### GIVEN EXERCISE
Please restate the following records word for word.

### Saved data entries
Start
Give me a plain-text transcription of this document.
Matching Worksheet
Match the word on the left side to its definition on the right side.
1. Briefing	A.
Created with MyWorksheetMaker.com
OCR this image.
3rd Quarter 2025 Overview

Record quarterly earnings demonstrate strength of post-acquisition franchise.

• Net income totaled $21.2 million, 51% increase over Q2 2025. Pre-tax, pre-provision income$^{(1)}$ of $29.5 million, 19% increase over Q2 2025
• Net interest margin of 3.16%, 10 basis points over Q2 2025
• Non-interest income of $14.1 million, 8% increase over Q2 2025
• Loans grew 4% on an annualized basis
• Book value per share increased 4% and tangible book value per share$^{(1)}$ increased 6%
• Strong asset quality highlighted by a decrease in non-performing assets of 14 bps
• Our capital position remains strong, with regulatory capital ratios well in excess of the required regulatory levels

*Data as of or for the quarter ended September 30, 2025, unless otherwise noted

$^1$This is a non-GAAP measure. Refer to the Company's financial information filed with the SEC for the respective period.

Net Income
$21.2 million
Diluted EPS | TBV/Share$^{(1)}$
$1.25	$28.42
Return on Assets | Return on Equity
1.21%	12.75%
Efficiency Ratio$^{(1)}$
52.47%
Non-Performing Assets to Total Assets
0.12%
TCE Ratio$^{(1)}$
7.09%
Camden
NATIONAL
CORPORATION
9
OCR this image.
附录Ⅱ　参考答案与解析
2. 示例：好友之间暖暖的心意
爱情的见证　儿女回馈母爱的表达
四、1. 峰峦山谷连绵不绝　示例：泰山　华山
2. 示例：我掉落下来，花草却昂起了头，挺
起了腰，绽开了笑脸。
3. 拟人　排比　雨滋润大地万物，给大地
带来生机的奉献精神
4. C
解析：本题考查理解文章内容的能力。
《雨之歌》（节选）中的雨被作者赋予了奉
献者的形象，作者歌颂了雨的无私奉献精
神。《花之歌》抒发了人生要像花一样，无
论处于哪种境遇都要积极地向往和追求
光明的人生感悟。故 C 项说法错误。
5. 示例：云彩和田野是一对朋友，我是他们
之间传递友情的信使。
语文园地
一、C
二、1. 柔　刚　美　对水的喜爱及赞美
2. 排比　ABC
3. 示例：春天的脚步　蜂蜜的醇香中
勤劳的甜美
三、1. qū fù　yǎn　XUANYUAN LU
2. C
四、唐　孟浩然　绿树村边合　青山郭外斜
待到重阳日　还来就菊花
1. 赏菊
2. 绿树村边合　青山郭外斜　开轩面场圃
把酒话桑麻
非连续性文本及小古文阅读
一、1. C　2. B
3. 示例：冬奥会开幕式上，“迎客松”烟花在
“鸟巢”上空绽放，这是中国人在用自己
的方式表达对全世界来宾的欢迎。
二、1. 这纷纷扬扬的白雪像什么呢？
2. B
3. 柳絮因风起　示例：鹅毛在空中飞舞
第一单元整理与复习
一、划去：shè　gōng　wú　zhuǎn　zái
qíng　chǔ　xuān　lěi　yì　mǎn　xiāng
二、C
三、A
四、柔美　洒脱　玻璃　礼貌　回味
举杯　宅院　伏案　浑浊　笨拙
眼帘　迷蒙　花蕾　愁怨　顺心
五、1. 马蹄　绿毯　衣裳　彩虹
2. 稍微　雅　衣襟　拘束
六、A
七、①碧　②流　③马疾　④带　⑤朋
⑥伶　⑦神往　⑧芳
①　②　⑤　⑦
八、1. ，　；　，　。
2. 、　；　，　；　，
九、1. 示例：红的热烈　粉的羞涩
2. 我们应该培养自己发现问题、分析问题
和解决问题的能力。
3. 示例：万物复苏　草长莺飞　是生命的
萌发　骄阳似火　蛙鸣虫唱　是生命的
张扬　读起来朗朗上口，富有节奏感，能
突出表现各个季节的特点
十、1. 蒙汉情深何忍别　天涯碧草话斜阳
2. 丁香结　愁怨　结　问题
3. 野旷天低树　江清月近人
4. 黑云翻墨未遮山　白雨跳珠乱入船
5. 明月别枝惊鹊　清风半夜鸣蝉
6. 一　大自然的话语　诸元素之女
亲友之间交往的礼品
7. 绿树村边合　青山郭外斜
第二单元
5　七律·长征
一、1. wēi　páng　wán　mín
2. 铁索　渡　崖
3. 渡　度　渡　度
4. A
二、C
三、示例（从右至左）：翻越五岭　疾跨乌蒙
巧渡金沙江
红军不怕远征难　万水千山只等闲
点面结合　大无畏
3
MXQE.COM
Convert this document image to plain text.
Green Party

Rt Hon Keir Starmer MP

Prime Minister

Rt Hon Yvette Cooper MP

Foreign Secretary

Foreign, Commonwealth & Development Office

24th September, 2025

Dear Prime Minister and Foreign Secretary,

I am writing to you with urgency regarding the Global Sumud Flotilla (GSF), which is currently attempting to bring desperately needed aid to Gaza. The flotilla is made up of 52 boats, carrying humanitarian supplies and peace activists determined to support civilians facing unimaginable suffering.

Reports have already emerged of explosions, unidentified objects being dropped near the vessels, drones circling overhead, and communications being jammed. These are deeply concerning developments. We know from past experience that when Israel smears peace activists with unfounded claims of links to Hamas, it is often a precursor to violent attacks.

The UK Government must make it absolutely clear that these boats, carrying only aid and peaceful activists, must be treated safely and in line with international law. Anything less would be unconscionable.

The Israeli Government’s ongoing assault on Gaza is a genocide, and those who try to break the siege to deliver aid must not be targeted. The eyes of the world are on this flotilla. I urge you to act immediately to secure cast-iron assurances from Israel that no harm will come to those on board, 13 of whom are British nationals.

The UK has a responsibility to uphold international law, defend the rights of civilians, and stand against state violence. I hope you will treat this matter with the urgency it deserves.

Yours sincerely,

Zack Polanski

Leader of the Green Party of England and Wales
End
### SOLUTION
Give me a plain-text transcription of this document.
Matching Worksheet
Match the word on the left side to its definition on the right side.
1. Briefing	A.
Created with MyWorksheetMaker.com
OCR this image.
3rd Quarter 2025 Overview

Record quarterly earnings demonstrate strength of post-acquisition franchise.

• Net income totaled $21.2 million, 51% increase over Q2 2025. Pre-tax, pre-provision income$^{(1)}$ of $29.5 million, 19% increase over Q2 2025
• Net interest margin of 3.16%, 10 basis points over Q2 2025
• Non-interest income of $14.1 million, 8% increase over Q2 2025
• Loans grew 4% on an annualized basis
• Book value per share increased 4% and tangible book value per share$^{(1)}$ increased 6%
• Strong asset quality highlighted by a decrease in non-performing assets of 14 bps
• Our capital position remains strong, with regulatory capital ratios well in excess of the required regulatory levels

*Data as of or for the quarter ended September 30, 2025, unless otherwise noted

$^1$This is a non-GAAP measure. Refer to the Company's financial information filed with the SEC for the respective period.

Net Income
$21.2 million
Diluted EPS | TBV/Share$^{(1)}$
$1.25	$28.42
Return on Assets | Return on Equity
1.21%	12.75%
Efficiency Ratio$^{(1)}$
52.47%
Non-Performing Assets to Total Assets
0.12%
TCE Ratio$^{(1)}$
7.09%
Camden
NATIONAL
CORPORATION
9
OCR this image.
附录Ⅱ　参考答案与解析
2. 示例：好友之间暖暖的心意
爱情的见证　儿女回馈母爱的表达
四、1. 峰峦山谷连绵不绝　示例：泰山　华山
2. 示例：我掉落下来，花草却昂起了头，挺
起了腰，绽开了笑脸。
3. 拟人　排比　雨滋润大地万物，给大地
带来生机的奉献精神
4. C
解析：本题考查理解文章内容的能力。
《雨之歌》（节选）中的雨被作者赋予了奉
献者的形象，作者歌颂了雨的无私奉献精
神。《花之歌》抒发了人生要像花一样，无
论处于哪种境遇都要积极地向往和追求
光明的人生感悟。故 C 项说法错误。
5. 示例：云彩和田野是一对朋友，我是他们
之间传递友情的信使。
语文园地
一、C
二、1. 柔　刚　美　对水的喜爱及赞美
2. 排比　ABC
3. 示例：春天的脚步　蜂蜜的醇香中
勤劳的甜美
三、1. qū fù　yǎn　XUANYUAN LU
2. C
四、唐　孟浩然　绿树村边合　青山郭外斜
待到重阳日　还来就菊花
1. 赏菊
2. 绿树村边合　青山郭外斜　开轩面场圃
把酒话桑麻
非连续性文本及小古文阅读
一、1. C　2. B
3. 示例：冬奥会开幕式上，“迎客松”烟花在
“鸟巢”上空绽放，这是中国人在用自己
的方式表达对全世界来宾的欢迎。
二、1. 这纷纷扬扬的白雪像什么呢？
2. B
3. 柳絮因风起　示例：鹅毛在空中飞舞
第一单元整理与复习
一、划去：shè　gōng　wú　zhuǎn　zái
qíng　chǔ　xuān　lěi　yì　mǎn　xiāng
二、C
三、A
四、柔美　洒脱　玻璃　礼貌　回味
举杯　宅院　伏案　浑浊　笨拙
眼帘　迷蒙　花蕾　愁怨　顺心
五、1. 马蹄　绿毯　衣裳　彩虹
2. 稍微　雅　衣襟　拘束
六、A
七、①碧　②流　③马疾　④带　⑤朋
⑥伶　⑦神往　⑧芳
①　②　⑤　⑦
八、1. ，　；　，　。
2. 、　；　，　；　，
九、1. 示例：红的热烈　粉的羞涩
2. 我们应该培养自己发现问题、分析问题
和解决问题的能力。
3. 示例：万物复苏　草长莺飞　是生命的
萌发　骄阳似火　蛙鸣虫唱　是生命的
张扬　读起来朗朗上口，富有节奏感，能
突出表现各个季节的特点
十、1. 蒙汉情深何忍别　天涯碧草话斜阳
2. 丁香结　愁怨　结　问题
3. 野旷天低树　江清月近人
4. 黑云翻墨未遮山　白雨跳珠乱入船
5. 明月别枝惊鹊　清风半夜鸣蝉
6. 一　大自然的话语　诸元素之女
亲友之间交往的礼品
7. 绿树村边合　青山郭外斜
第二单元
5　七律·长征
一、1. wēi　páng　wán　mín
2. 铁索　渡　崖
3. 渡　度　渡　度
4. A
二、C
三、示例（从右至左）：翻越五岭　疾跨乌蒙
巧渡金沙江
红军不怕远征难　万水千山只等闲
点面结合　大无畏
3
MXQE.COM
Convert this document image to plain text.
Green Party

Rt Hon Keir Starmer MP

Prime Minister

Rt Hon Yvette Cooper MP

Foreign Secretary

Foreign, Commonwealth & Development Office

24th September, 2025

Dear Prime Minister and Foreign Secretary,

I am writing to you with urgency regarding the Global Sumud Flotilla (GSF), which is currently attempting to bring desperately needed aid to Gaza. The flotilla is made up of 52 boats, carrying humanitarian supplies and peace activists determined to support civilians facing unimaginable suffering.

Reports have already emerged of explosions, unidentified objects being dropped near the vessels, drones circling overhead, and communications being jammed. These are deeply concerning developments. We know from past experience that when Israel smears peace activists with unfounded claims of links to Hamas, it is often a precursor to violent attacks.

The UK Government must make it absolutely clear that these boats, carrying only aid and peaceful activists, must be treated safely and in line with international law. Anything less would be unconscionable.

The Israeli Government’s ongoing assault on Gaza is a genocide, and those who try to break the siege to deliver aid must not be targeted. The eyes of the world are on this flotilla. I urge you to act immediately to secure cast-iron assurances from Israel that no harm will come to those on board, 13 of whom are British nationals.

The UK has a responsibility to uphold international law, defend the rights of civilians, and stand against state violence. I hope you will treat this matter with the urgency it deserves.

Yours sincerely,

Zack Polanski

Leader of the Green Party of England and Wales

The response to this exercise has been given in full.